Entries:
-*-

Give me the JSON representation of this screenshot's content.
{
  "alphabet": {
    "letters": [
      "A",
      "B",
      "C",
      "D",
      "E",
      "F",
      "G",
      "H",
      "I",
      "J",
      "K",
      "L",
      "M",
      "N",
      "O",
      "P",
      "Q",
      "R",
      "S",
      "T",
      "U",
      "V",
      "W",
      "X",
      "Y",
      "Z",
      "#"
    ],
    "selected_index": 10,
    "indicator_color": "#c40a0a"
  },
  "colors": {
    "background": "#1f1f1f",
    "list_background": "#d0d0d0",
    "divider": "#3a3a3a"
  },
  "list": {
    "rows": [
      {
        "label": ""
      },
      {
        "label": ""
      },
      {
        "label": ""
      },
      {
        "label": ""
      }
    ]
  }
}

-*-

Retype the records in full. Keep every line identical to the original.

Written reply:
Give me the JSON representation of this screenshot's content.
{
  "alphabet": {
    "letters": [
      "A",
      "B",
      "C",
      "D",
      "E",
      "F",
      "G",
      "H",
      "I",
      "J",
      "K",
      "L",
      "M",
      "N",
      "O",
      "P",
      "Q",
      "R",
      "S",
      "T",
      "U",
      "V",
      "W",
      "X",
      "Y",
      "Z",
      "#"
    ],
    "selected_index": 10,
    "indicator_color": "#c40a0a"
  },
  "colors": {
    "background": "#1f1f1f",
    "list_background": "#d0d0d0",
    "divider": "#3a3a3a"
  },
  "list": {
    "rows": [
      {
        "label": ""
      },
      {
        "label": ""
      },
      {
        "label": ""
      },
      {
        "label": ""
      }
    ]
  }
}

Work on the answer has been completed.